** begin MATERIAL FOR THE TASK **

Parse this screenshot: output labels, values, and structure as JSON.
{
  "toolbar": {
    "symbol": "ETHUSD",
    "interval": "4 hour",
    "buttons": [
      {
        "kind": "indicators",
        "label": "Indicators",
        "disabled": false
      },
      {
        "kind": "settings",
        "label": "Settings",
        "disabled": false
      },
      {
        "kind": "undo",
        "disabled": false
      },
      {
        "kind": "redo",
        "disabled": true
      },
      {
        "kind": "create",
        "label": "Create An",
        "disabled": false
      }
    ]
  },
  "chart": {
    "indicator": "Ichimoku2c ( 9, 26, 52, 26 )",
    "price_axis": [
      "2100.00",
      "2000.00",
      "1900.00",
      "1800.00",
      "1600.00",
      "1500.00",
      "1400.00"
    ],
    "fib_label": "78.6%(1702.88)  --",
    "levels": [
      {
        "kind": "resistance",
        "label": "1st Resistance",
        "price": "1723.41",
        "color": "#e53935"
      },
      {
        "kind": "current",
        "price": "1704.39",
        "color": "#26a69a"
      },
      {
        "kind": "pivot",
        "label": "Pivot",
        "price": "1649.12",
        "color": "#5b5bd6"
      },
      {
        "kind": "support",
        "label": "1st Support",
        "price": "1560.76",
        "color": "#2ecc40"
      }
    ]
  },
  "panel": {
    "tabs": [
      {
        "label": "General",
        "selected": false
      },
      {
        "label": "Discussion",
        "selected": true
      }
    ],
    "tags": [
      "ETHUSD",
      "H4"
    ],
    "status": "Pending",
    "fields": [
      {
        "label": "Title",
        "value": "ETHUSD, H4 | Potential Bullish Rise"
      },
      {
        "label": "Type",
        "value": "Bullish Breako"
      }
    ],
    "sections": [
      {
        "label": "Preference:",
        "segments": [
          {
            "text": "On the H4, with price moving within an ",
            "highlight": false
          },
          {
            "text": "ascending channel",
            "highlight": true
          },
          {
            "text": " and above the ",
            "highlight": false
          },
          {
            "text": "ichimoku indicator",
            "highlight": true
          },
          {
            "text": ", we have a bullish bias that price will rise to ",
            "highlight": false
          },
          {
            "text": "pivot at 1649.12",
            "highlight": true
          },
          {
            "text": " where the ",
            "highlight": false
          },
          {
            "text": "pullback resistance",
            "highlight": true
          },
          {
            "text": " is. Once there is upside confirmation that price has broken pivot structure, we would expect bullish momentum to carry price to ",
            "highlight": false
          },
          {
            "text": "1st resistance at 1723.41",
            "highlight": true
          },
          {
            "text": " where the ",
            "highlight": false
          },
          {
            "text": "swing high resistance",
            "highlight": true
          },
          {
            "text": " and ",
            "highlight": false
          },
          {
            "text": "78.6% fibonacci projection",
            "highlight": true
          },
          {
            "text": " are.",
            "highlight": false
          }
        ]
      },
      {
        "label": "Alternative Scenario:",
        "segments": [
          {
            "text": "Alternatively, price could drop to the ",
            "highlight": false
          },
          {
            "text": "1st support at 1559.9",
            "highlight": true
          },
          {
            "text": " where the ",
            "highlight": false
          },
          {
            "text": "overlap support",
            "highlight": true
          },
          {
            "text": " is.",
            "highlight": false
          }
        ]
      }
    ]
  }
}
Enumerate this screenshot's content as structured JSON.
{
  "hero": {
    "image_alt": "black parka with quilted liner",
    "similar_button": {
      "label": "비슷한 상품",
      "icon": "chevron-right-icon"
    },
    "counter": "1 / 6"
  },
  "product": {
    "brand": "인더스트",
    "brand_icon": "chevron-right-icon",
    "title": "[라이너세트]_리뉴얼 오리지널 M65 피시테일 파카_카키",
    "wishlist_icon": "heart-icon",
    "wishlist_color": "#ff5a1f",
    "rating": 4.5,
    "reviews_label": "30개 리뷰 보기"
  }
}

** end MATERIAL FOR THE TASK **

Show every line that contains the word "ETHUSD".

ANSWER TO THIS EXERCISE:
    "symbol": "ETHUSD",
      "ETHUSD",
        "value": "ETHUSD, H4 | Potential Bullish Rise"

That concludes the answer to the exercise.